(Records from a data source)
<<<<
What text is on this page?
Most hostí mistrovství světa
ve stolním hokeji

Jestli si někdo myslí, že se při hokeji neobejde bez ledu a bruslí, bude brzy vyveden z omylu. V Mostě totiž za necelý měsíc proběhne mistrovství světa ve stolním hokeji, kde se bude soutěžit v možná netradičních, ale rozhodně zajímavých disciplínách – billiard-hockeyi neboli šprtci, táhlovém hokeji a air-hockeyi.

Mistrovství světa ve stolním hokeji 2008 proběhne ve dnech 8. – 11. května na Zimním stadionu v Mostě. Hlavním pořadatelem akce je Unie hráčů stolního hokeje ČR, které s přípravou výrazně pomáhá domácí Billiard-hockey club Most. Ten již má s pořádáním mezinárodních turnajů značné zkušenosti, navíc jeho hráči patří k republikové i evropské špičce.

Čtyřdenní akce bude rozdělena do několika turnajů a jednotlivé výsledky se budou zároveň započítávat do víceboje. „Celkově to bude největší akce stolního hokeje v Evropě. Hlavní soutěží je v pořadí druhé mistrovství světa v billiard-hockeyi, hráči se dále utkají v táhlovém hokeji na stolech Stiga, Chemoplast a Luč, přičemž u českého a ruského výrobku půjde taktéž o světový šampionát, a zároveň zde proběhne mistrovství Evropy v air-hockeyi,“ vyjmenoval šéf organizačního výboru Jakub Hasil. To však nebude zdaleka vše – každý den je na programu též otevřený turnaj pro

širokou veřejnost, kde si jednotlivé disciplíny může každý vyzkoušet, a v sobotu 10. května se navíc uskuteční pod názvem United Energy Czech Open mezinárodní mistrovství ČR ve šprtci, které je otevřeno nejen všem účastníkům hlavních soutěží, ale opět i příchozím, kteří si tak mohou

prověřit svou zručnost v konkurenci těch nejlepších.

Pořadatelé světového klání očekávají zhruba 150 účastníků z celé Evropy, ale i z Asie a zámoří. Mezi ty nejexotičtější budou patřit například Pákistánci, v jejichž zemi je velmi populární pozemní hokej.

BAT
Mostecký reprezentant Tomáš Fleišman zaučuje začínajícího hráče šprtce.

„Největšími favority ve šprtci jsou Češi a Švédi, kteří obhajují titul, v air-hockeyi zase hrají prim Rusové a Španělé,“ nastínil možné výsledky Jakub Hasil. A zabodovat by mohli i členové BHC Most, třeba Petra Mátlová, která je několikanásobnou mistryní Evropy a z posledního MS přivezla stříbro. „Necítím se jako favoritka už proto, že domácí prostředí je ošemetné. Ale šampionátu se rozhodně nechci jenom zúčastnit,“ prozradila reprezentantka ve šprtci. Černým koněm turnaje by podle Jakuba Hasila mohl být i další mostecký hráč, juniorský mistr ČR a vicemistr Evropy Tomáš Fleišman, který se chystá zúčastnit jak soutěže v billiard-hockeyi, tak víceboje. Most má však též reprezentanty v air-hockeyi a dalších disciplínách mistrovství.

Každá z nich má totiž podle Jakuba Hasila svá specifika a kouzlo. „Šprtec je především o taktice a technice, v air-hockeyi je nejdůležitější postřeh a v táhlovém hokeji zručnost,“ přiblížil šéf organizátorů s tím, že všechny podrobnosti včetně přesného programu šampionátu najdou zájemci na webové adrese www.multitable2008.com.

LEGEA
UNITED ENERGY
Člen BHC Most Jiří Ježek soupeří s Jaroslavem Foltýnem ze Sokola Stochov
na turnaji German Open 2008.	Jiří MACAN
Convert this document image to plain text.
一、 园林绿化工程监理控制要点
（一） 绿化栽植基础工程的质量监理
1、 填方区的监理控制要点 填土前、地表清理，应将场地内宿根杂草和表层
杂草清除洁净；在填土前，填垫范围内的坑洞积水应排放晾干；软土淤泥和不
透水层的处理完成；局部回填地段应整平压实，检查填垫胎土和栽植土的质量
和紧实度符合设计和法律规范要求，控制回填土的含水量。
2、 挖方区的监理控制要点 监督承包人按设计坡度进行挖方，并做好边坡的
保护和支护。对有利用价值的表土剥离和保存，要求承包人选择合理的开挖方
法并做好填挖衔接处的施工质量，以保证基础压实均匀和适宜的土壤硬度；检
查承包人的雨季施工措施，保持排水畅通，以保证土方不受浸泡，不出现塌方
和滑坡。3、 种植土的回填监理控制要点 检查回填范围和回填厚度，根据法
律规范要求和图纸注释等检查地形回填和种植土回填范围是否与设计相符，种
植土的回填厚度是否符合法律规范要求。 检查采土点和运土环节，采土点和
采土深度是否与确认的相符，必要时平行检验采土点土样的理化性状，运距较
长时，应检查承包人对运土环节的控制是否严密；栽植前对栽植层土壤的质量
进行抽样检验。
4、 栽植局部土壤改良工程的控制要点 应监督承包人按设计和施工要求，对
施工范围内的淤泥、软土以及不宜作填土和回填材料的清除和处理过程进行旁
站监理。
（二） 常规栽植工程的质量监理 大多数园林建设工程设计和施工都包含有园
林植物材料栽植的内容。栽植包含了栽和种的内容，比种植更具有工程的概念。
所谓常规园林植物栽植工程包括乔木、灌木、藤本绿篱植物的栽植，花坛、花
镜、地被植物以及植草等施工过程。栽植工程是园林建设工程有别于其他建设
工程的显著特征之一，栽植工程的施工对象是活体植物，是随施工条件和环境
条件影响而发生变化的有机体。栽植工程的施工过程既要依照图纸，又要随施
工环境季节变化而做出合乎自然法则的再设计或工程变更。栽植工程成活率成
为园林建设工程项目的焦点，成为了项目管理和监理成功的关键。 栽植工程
>>>>
## Work to do
Exactly reproduce the lines from the one containing "Convert this document image to plain text." through the end of the records, and only those lines.

## Solution to this problem
Convert this document image to plain text.
一、 园林绿化工程监理控制要点
（一） 绿化栽植基础工程的质量监理
1、 填方区的监理控制要点 填土前、地表清理，应将场地内宿根杂草和表层
杂草清除洁净；在填土前，填垫范围内的坑洞积水应排放晾干；软土淤泥和不
透水层的处理完成；局部回填地段应整平压实，检查填垫胎土和栽植土的质量
和紧实度符合设计和法律规范要求，控制回填土的含水量。
2、 挖方区的监理控制要点 监督承包人按设计坡度进行挖方，并做好边坡的
保护和支护。对有利用价值的表土剥离和保存，要求承包人选择合理的开挖方
法并做好填挖衔接处的施工质量，以保证基础压实均匀和适宜的土壤硬度；检
查承包人的雨季施工措施，保持排水畅通，以保证土方不受浸泡，不出现塌方
和滑坡。3、 种植土的回填监理控制要点 检查回填范围和回填厚度，根据法
律规范要求和图纸注释等检查地形回填和种植土回填范围是否与设计相符，种
植土的回填厚度是否符合法律规范要求。 检查采土点和运土环节，采土点和
采土深度是否与确认的相符，必要时平行检验采土点土样的理化性状，运距较
长时，应检查承包人对运土环节的控制是否严密；栽植前对栽植层土壤的质量
进行抽样检验。
4、 栽植局部土壤改良工程的控制要点 应监督承包人按设计和施工要求，对
施工范围内的淤泥、软土以及不宜作填土和回填材料的清除和处理过程进行旁
站监理。
（二） 常规栽植工程的质量监理 大多数园林建设工程设计和施工都包含有园
林植物材料栽植的内容。栽植包含了栽和种的内容，比种植更具有工程的概念。
所谓常规园林植物栽植工程包括乔木、灌木、藤本绿篱植物的栽植，花坛、花
镜、地被植物以及植草等施工过程。栽植工程是园林建设工程有别于其他建设
工程的显著特征之一，栽植工程的施工对象是活体植物，是随施工条件和环境
条件影响而发生变化的有机体。栽植工程的施工过程既要依照图纸，又要随施
工环境季节变化而做出合乎自然法则的再设计或工程变更。栽植工程成活率成
为园林建设工程项目的焦点，成为了项目管理和监理成功的关键。 栽植工程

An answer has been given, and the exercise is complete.